- EXERCISE PROMPT
With the images removed, repeat the data below exactly.

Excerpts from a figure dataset
================================
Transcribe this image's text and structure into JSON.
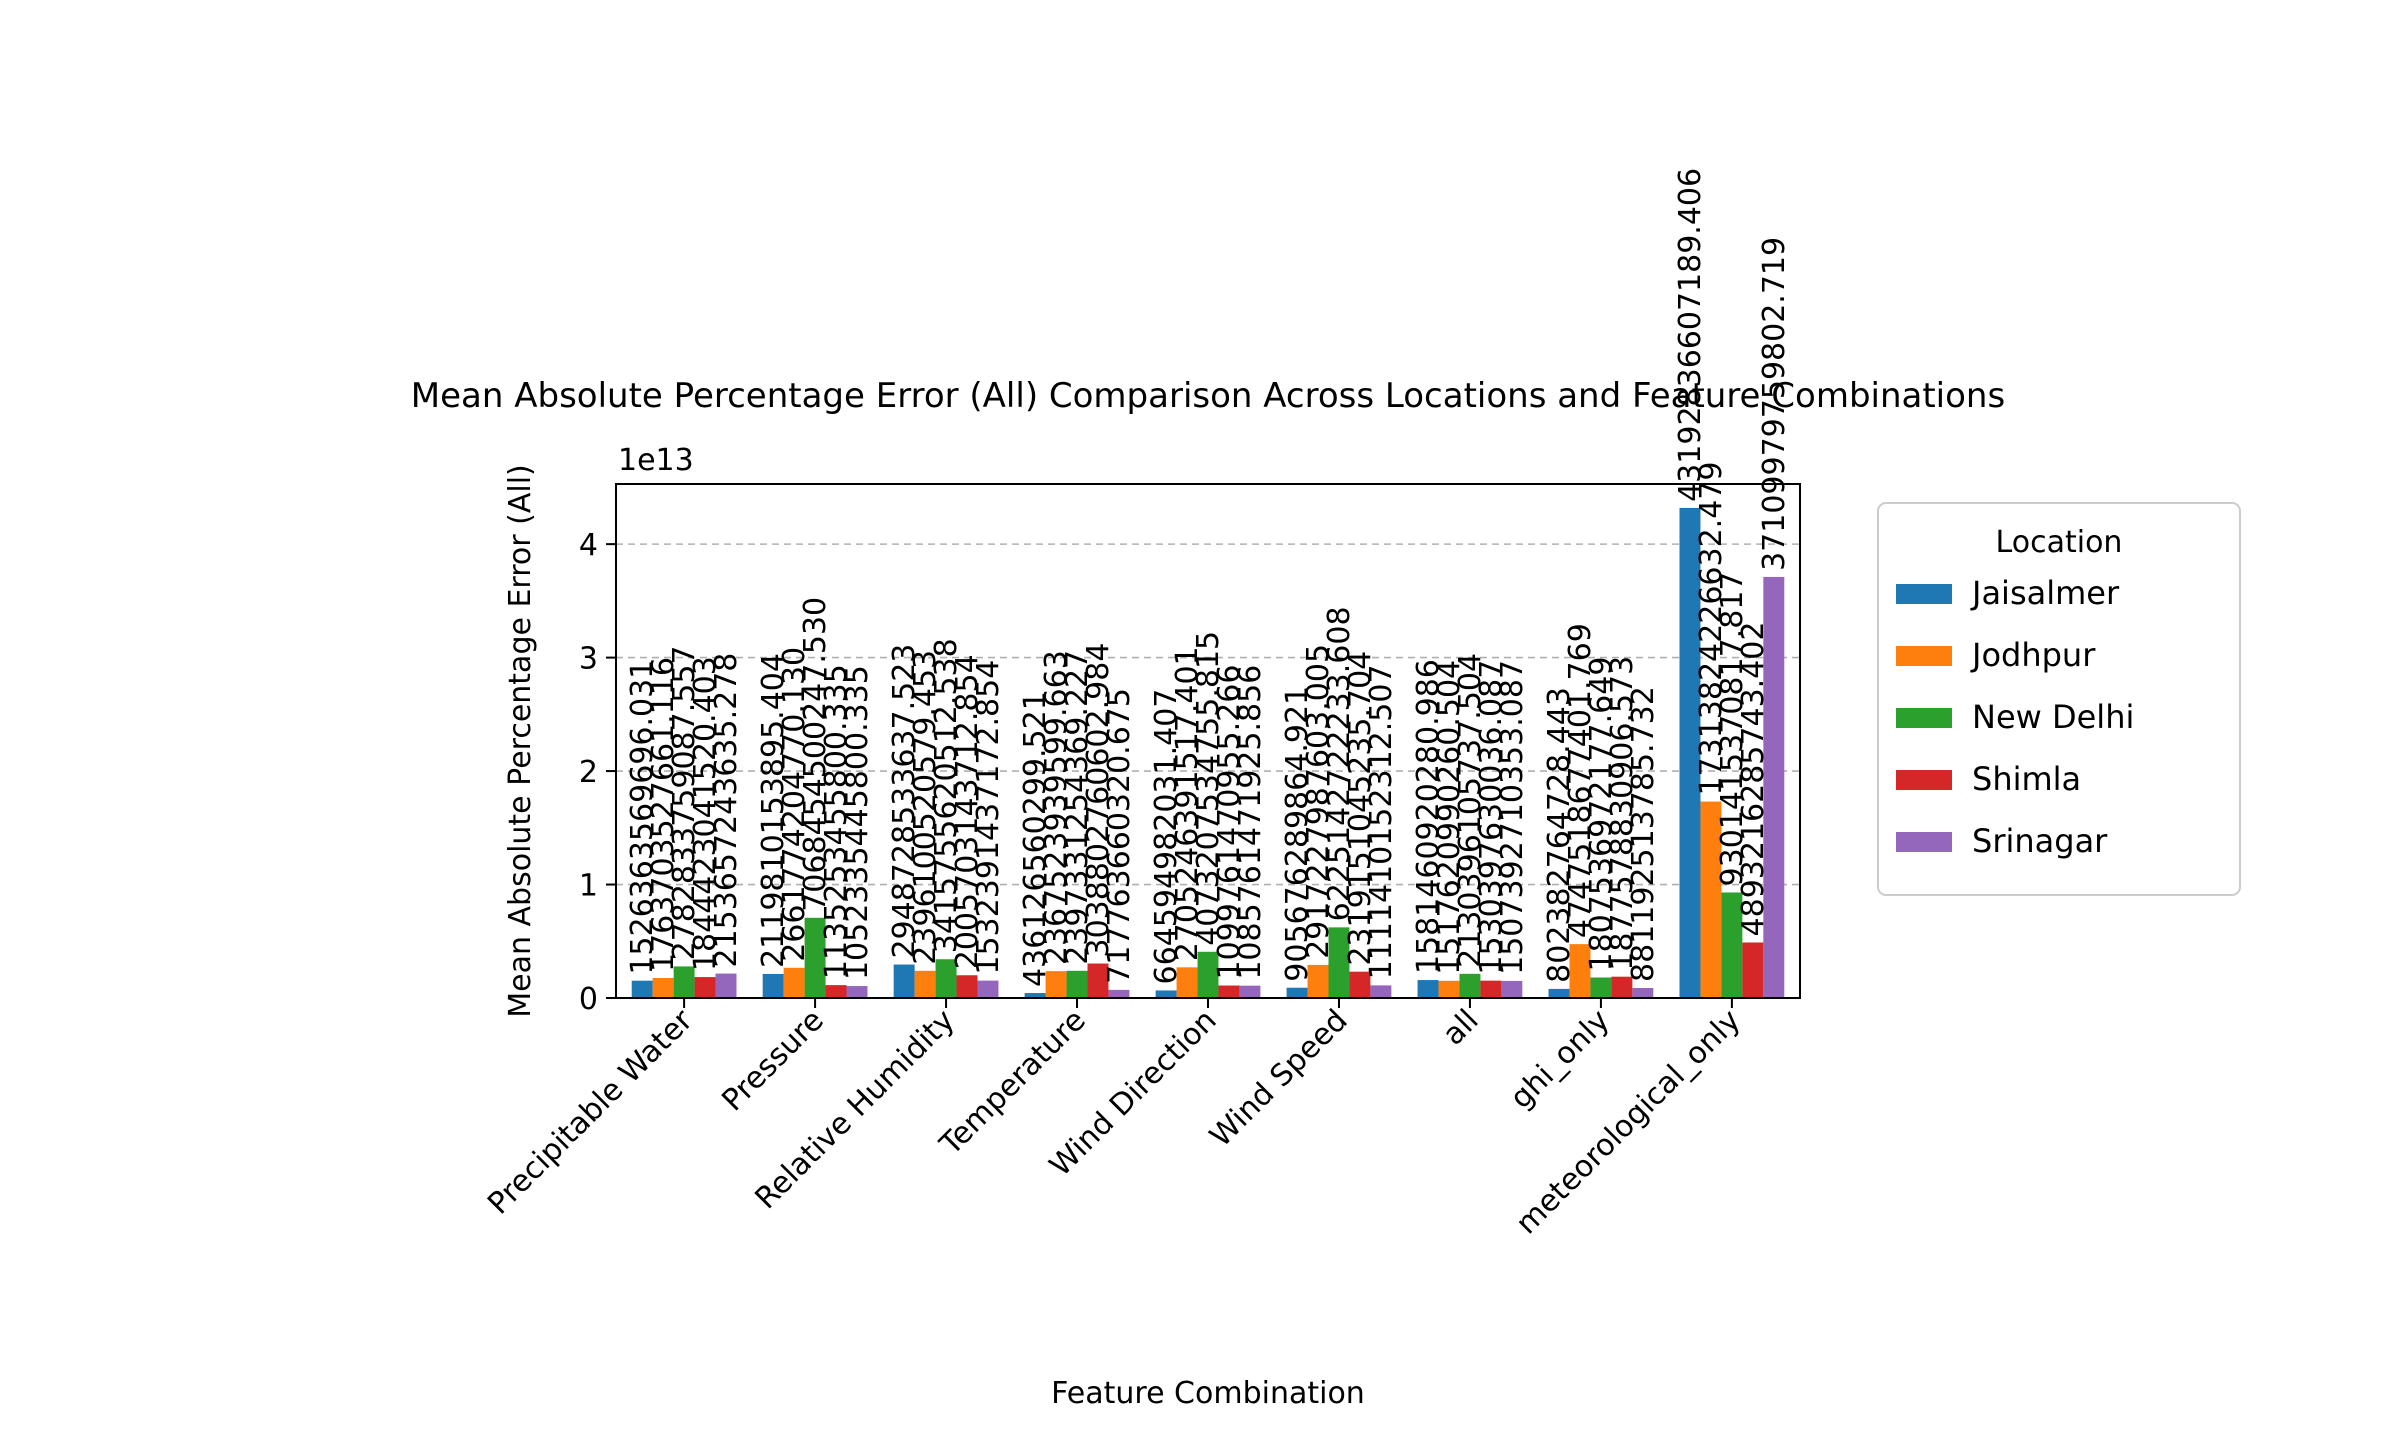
{
  "chart_data": {
    "type": "bar",
    "title": "Mean Absolute Percentage Error (All) Comparison Across Locations and Feature Combinations",
    "xlabel": "Feature Combination",
    "ylabel": "Mean Absolute Percentage Error (All)",
    "offset_label": "1e13",
    "y_scale": 10000000000000.0,
    "ylim": [
      0,
      45300000000000.0
    ],
    "yticks": [
      {
        "value": 0,
        "label": "0"
      },
      {
        "value": 10000000000000.0,
        "label": "1"
      },
      {
        "value": 20000000000000.0,
        "label": "2"
      },
      {
        "value": 30000000000000.0,
        "label": "3"
      },
      {
        "value": 40000000000000.0,
        "label": "4"
      }
    ],
    "grid": "y-dashed",
    "legend_title": "Location",
    "legend_placement": "outside-right",
    "categories": [
      "Precipitable Water",
      "Pressure",
      "Relative Humidity",
      "Temperature",
      "Wind Direction",
      "Wind Speed",
      "all",
      "ghi_only",
      "meteorological_only"
    ],
    "series": [
      {
        "name": "Jaisalmer",
        "color": "#1f77b4",
        "values": [
          1526363569696.031,
          2119810153895.404,
          2948728533637.523,
          436126560299.521,
          664594982031.407,
          905676289864.921,
          1581460920280.986,
          802382764728.443,
          43192836607189.41
        ],
        "labels": [
          "1526363569696.031",
          "2119810153895.404",
          "2948728533637.523",
          "436126560299.521",
          "664594982031.407",
          "905676289864.921",
          "1581460920280.986",
          "802382764728.443",
          "43192836607189.406"
        ]
      },
      {
        "name": "Jodhpur",
        "color": "#ff7f0e",
        "values": [
          1763703527661.116,
          2661774204770.13,
          2396100520579.453,
          2367523939599.663,
          2705246391517.401,
          2917227987603.005,
          1517620990260.504,
          4747518677401.769,
          17313824226632.479
        ],
        "labels": [
          "1763703527661.116",
          "2661774204770.130",
          "2396100520579.453",
          "2367523939599.663",
          "2705246391517.401",
          "2917227987603.005",
          "1517620990260.504",
          "4747518677401.769",
          "17313824226632.479"
        ]
      },
      {
        "name": "New Delhi",
        "color": "#2ca02c",
        "values": [
          2782833759087.557,
          7068454500247.53,
          3415755620512.538,
          2397331254369.227,
          4073207534755.815,
          6225142722233.608,
          2130396105737.504,
          1807536972177.649,
          9301415370817.816
        ],
        "labels": [
          "2782833759087.557",
          "7068454500247.530",
          "3415755620512.538",
          "2397331254369.227",
          "4073207534755.815",
          "6225142722233.608",
          "2130396105737.504",
          "1807536972177.649",
          "9301415370817.817"
        ]
      },
      {
        "name": "Shimla",
        "color": "#d62728",
        "values": [
          1844423041520.403,
          1135253455800.335,
          2005703143712.854,
          3038802760602.984,
          1099761470955.266,
          2319151045235.704,
          1530397630036.087,
          1877578830906.573,
          4893216285743.402
        ],
        "labels": [
          "1844423041520.403",
          "1135253455800.335",
          "2005703143712.854",
          "3038802760602.984",
          "1099761470955.266",
          "2319151045235.704",
          "1530397630036.087",
          "1877578830906.573",
          "4893216285743.402"
        ]
      },
      {
        "name": "Srinagar",
        "color": "#9467bd",
        "values": [
          2153657243635.278,
          1052335445800.335,
          1532391437172.854,
          717763660320.675,
          1085761471925.856,
          1111410152312.507,
          1507392710353.087,
          881192513785.732,
          37109979759802.72
        ],
        "labels": [
          "2153657243635.278",
          "1052335445800.335",
          "1532391437172.854",
          "717763660320.675",
          "1085761471925.856",
          "1111410152312.507",
          "1507392710353.087",
          "881192513785.732",
          "37109979759802.719"
        ]
      }
    ]
  }
}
================================
- WRITTEN RESPONSE
Transcribe this image's text and structure into JSON.
{
  "chart_data": {
    "type": "bar",
    "title": "Mean Absolute Percentage Error (All) Comparison Across Locations and Feature Combinations",
    "xlabel": "Feature Combination",
    "ylabel": "Mean Absolute Percentage Error (All)",
    "offset_label": "1e13",
    "y_scale": 10000000000000.0,
    "ylim": [
      0,
      45300000000000.0
    ],
    "yticks": [
      {
        "value": 0,
        "label": "0"
      },
      {
        "value": 10000000000000.0,
        "label": "1"
      },
      {
        "value": 20000000000000.0,
        "label": "2"
      },
      {
        "value": 30000000000000.0,
        "label": "3"
      },
      {
        "value": 40000000000000.0,
        "label": "4"
      }
    ],
    "grid": "y-dashed",
    "legend_title": "Location",
    "legend_placement": "outside-right",
    "categories": [
      "Precipitable Water",
      "Pressure",
      "Relative Humidity",
      "Temperature",
      "Wind Direction",
      "Wind Speed",
      "all",
      "ghi_only",
      "meteorological_only"
    ],
    "series": [
      {
        "name": "Jaisalmer",
        "color": "#1f77b4",
        "values": [
          1526363569696.031,
          2119810153895.404,
          2948728533637.523,
          436126560299.521,
          664594982031.407,
          905676289864.921,
          1581460920280.986,
          802382764728.443,
          43192836607189.41
        ],
        "labels": [
          "1526363569696.031",
          "2119810153895.404",
          "2948728533637.523",
          "436126560299.521",
          "664594982031.407",
          "905676289864.921",
          "1581460920280.986",
          "802382764728.443",
          "43192836607189.406"
        ]
      },
      {
        "name": "Jodhpur",
        "color": "#ff7f0e",
        "values": [
          1763703527661.116,
          2661774204770.13,
          2396100520579.453,
          2367523939599.663,
          2705246391517.401,
          2917227987603.005,
          1517620990260.504,
          4747518677401.769,
          17313824226632.479
        ],
        "labels": [
          "1763703527661.116",
          "2661774204770.130",
          "2396100520579.453",
          "2367523939599.663",
          "2705246391517.401",
          "2917227987603.005",
          "1517620990260.504",
          "4747518677401.769",
          "17313824226632.479"
        ]
      },
      {
        "name": "New Delhi",
        "color": "#2ca02c",
        "values": [
          2782833759087.557,
          7068454500247.53,
          3415755620512.538,
          2397331254369.227,
          4073207534755.815,
          6225142722233.608,
          2130396105737.504,
          1807536972177.649,
          9301415370817.816
        ],
        "labels": [
          "2782833759087.557",
          "7068454500247.530",
          "3415755620512.538",
          "2397331254369.227",
          "4073207534755.815",
          "6225142722233.608",
          "2130396105737.504",
          "1807536972177.649",
          "9301415370817.817"
        ]
      },
      {
        "name": "Shimla",
        "color": "#d62728",
        "values": [
          1844423041520.403,
          1135253455800.335,
          2005703143712.854,
          3038802760602.984,
          1099761470955.266,
          2319151045235.704,
          1530397630036.087,
          1877578830906.573,
          4893216285743.402
        ],
        "labels": [
          "1844423041520.403",
          "1135253455800.335",
          "2005703143712.854",
          "3038802760602.984",
          "1099761470955.266",
          "2319151045235.704",
          "1530397630036.087",
          "1877578830906.573",
          "4893216285743.402"
        ]
      },
      {
        "name": "Srinagar",
        "color": "#9467bd",
        "values": [
          2153657243635.278,
          1052335445800.335,
          1532391437172.854,
          717763660320.675,
          1085761471925.856,
          1111410152312.507,
          1507392710353.087,
          881192513785.732,
          37109979759802.72
        ],
        "labels": [
          "2153657243635.278",
          "1052335445800.335",
          "1532391437172.854",
          "717763660320.675",
          "1085761471925.856",
          "1111410152312.507",
          "1507392710353.087",
          "881192513785.732",
          "37109979759802.719"
        ]
      }
    ]
  }
}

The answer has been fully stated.